# Task prompt
Write out the records again, exactly, leaving none out.

# Records about charts and figures
↓

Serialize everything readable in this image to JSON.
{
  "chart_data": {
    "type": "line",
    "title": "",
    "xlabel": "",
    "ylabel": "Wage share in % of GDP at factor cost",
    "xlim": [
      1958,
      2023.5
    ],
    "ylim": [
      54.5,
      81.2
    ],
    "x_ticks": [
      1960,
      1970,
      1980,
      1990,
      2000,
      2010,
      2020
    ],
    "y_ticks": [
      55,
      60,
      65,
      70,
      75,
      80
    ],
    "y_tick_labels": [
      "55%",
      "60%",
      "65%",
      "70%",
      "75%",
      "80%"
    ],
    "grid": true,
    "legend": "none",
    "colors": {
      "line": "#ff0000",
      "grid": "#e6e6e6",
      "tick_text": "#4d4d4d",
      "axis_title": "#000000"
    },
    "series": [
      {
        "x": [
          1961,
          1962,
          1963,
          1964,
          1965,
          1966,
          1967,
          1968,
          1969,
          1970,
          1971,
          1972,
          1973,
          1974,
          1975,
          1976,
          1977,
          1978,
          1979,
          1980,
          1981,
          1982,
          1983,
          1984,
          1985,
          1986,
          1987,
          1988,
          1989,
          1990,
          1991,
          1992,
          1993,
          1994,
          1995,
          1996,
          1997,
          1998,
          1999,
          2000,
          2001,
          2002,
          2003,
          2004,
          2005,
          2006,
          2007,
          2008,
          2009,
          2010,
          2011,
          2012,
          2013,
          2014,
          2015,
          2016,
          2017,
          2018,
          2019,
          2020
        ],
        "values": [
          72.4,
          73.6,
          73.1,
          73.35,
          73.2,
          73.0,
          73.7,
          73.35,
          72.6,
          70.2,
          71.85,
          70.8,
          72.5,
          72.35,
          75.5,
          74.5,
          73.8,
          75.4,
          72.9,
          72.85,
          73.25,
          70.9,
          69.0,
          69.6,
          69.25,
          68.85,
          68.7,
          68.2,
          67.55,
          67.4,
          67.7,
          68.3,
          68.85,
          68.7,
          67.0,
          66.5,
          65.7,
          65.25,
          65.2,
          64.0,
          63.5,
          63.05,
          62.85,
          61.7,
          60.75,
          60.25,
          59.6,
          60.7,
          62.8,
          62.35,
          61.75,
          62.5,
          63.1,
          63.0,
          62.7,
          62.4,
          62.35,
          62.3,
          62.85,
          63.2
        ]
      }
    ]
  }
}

↑

# Exercise answer
Serialize everything readable in this image to JSON.
{
  "chart_data": {
    "type": "line",
    "title": "",
    "xlabel": "",
    "ylabel": "Wage share in % of GDP at factor cost",
    "xlim": [
      1958,
      2023.5
    ],
    "ylim": [
      54.5,
      81.2
    ],
    "x_ticks": [
      1960,
      1970,
      1980,
      1990,
      2000,
      2010,
      2020
    ],
    "y_ticks": [
      55,
      60,
      65,
      70,
      75,
      80
    ],
    "y_tick_labels": [
      "55%",
      "60%",
      "65%",
      "70%",
      "75%",
      "80%"
    ],
    "grid": true,
    "legend": "none",
    "colors": {
      "line": "#ff0000",
      "grid": "#e6e6e6",
      "tick_text": "#4d4d4d",
      "axis_title": "#000000"
    },
    "series": [
      {
        "x": [
          1961,
          1962,
          1963,
          1964,
          1965,
          1966,
          1967,
          1968,
          1969,
          1970,
          1971,
          1972,
          1973,
          1974,
          1975,
          1976,
          1977,
          1978,
          1979,
          1980,
          1981,
          1982,
          1983,
          1984,
          1985,
          1986,
          1987,
          1988,
          1989,
          1990,
          1991,
          1992,
          1993,
          1994,
          1995,
          1996,
          1997,
          1998,
          1999,
          2000,
          2001,
          2002,
          2003,
          2004,
          2005,
          2006,
          2007,
          2008,
          2009,
          2010,
          2011,
          2012,
          2013,
          2014,
          2015,
          2016,
          2017,
          2018,
          2019,
          2020
        ],
        "values": [
          72.4,
          73.6,
          73.1,
          73.35,
          73.2,
          73.0,
          73.7,
          73.35,
          72.6,
          70.2,
          71.85,
          70.8,
          72.5,
          72.35,
          75.5,
          74.5,
          73.8,
          75.4,
          72.9,
          72.85,
          73.25,
          70.9,
          69.0,
          69.6,
          69.25,
          68.85,
          68.7,
          68.2,
          67.55,
          67.4,
          67.7,
          68.3,
          68.85,
          68.7,
          67.0,
          66.5,
          65.7,
          65.25,
          65.2,
          64.0,
          63.5,
          63.05,
          62.85,
          61.7,
          60.75,
          60.25,
          59.6,
          60.7,
          62.8,
          62.35,
          61.75,
          62.5,
          63.1,
          63.0,
          62.7,
          62.4,
          62.35,
          62.3,
          62.85,
          63.2
        ]
      }
    ]
  }
}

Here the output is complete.